## STATED GOAL
Write out the listing exactly as it is given.

## MATERIAL FOR THIS TASK
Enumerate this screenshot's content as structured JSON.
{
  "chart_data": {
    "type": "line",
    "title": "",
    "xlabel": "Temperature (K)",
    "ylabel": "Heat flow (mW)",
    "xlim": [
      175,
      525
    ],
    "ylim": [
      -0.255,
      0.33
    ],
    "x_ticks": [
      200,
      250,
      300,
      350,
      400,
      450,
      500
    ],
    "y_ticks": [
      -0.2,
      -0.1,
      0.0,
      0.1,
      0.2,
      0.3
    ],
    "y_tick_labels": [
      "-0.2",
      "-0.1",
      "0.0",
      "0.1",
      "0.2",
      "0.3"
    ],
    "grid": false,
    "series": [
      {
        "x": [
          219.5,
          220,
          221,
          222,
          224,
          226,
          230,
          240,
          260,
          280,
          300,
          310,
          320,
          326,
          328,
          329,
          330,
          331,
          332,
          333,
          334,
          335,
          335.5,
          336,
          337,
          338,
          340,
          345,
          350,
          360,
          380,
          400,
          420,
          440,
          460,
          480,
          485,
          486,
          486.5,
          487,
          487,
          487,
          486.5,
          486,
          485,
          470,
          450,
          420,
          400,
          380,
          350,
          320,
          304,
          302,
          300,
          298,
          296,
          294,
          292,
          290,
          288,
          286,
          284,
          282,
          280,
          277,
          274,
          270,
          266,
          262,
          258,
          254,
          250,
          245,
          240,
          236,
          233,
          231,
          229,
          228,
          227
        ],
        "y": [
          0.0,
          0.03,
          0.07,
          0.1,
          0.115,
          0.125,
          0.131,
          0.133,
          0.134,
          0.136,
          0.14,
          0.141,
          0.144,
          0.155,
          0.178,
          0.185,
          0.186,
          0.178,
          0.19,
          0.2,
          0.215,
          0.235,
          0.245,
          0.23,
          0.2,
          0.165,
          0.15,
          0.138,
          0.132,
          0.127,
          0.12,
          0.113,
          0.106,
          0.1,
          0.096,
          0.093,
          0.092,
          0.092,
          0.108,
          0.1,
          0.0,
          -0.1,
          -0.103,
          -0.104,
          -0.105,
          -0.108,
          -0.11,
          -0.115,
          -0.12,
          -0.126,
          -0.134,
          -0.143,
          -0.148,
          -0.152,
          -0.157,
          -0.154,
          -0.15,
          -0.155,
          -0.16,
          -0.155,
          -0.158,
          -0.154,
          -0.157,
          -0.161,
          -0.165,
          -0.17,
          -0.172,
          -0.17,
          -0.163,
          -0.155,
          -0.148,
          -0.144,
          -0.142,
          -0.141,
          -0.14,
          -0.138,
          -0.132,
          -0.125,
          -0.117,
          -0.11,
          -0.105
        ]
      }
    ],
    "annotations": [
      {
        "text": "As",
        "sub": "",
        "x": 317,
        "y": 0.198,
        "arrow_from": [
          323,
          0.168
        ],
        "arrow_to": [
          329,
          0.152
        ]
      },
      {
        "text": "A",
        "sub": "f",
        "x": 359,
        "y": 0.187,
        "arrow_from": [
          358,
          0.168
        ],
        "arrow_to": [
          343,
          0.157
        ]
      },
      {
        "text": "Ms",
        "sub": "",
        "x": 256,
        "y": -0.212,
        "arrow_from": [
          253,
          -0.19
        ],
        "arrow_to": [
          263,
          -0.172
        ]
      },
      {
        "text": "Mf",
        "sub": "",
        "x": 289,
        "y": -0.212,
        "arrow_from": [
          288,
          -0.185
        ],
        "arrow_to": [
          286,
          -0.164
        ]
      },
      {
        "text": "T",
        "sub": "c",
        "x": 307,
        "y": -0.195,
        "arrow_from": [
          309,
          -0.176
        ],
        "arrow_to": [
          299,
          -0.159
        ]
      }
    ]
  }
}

## OUTPUT OF THE TASK
Enumerate this screenshot's content as structured JSON.
{
  "chart_data": {
    "type": "line",
    "title": "",
    "xlabel": "Temperature (K)",
    "ylabel": "Heat flow (mW)",
    "xlim": [
      175,
      525
    ],
    "ylim": [
      -0.255,
      0.33
    ],
    "x_ticks": [
      200,
      250,
      300,
      350,
      400,
      450,
      500
    ],
    "y_ticks": [
      -0.2,
      -0.1,
      0.0,
      0.1,
      0.2,
      0.3
    ],
    "y_tick_labels": [
      "-0.2",
      "-0.1",
      "0.0",
      "0.1",
      "0.2",
      "0.3"
    ],
    "grid": false,
    "series": [
      {
        "x": [
          219.5,
          220,
          221,
          222,
          224,
          226,
          230,
          240,
          260,
          280,
          300,
          310,
          320,
          326,
          328,
          329,
          330,
          331,
          332,
          333,
          334,
          335,
          335.5,
          336,
          337,
          338,
          340,
          345,
          350,
          360,
          380,
          400,
          420,
          440,
          460,
          480,
          485,
          486,
          486.5,
          487,
          487,
          487,
          486.5,
          486,
          485,
          470,
          450,
          420,
          400,
          380,
          350,
          320,
          304,
          302,
          300,
          298,
          296,
          294,
          292,
          290,
          288,
          286,
          284,
          282,
          280,
          277,
          274,
          270,
          266,
          262,
          258,
          254,
          250,
          245,
          240,
          236,
          233,
          231,
          229,
          228,
          227
        ],
        "y": [
          0.0,
          0.03,
          0.07,
          0.1,
          0.115,
          0.125,
          0.131,
          0.133,
          0.134,
          0.136,
          0.14,
          0.141,
          0.144,
          0.155,
          0.178,
          0.185,
          0.186,
          0.178,
          0.19,
          0.2,
          0.215,
          0.235,
          0.245,
          0.23,
          0.2,
          0.165,
          0.15,
          0.138,
          0.132,
          0.127,
          0.12,
          0.113,
          0.106,
          0.1,
          0.096,
          0.093,
          0.092,
          0.092,
          0.108,
          0.1,
          0.0,
          -0.1,
          -0.103,
          -0.104,
          -0.105,
          -0.108,
          -0.11,
          -0.115,
          -0.12,
          -0.126,
          -0.134,
          -0.143,
          -0.148,
          -0.152,
          -0.157,
          -0.154,
          -0.15,
          -0.155,
          -0.16,
          -0.155,
          -0.158,
          -0.154,
          -0.157,
          -0.161,
          -0.165,
          -0.17,
          -0.172,
          -0.17,
          -0.163,
          -0.155,
          -0.148,
          -0.144,
          -0.142,
          -0.141,
          -0.14,
          -0.138,
          -0.132,
          -0.125,
          -0.117,
          -0.11,
          -0.105
        ]
      }
    ],
    "annotations": [
      {
        "text": "As",
        "sub": "",
        "x": 317,
        "y": 0.198,
        "arrow_from": [
          323,
          0.168
        ],
        "arrow_to": [
          329,
          0.152
        ]
      },
      {
        "text": "A",
        "sub": "f",
        "x": 359,
        "y": 0.187,
        "arrow_from": [
          358,
          0.168
        ],
        "arrow_to": [
          343,
          0.157
        ]
      },
      {
        "text": "Ms",
        "sub": "",
        "x": 256,
        "y": -0.212,
        "arrow_from": [
          253,
          -0.19
        ],
        "arrow_to": [
          263,
          -0.172
        ]
      },
      {
        "text": "Mf",
        "sub": "",
        "x": 289,
        "y": -0.212,
        "arrow_from": [
          288,
          -0.185
        ],
        "arrow_to": [
          286,
          -0.164
        ]
      },
      {
        "text": "T",
        "sub": "c",
        "x": 307,
        "y": -0.195,
        "arrow_from": [
          309,
          -0.176
        ],
        "arrow_to": [
          299,
          -0.159
        ]
      }
    ]
  }
}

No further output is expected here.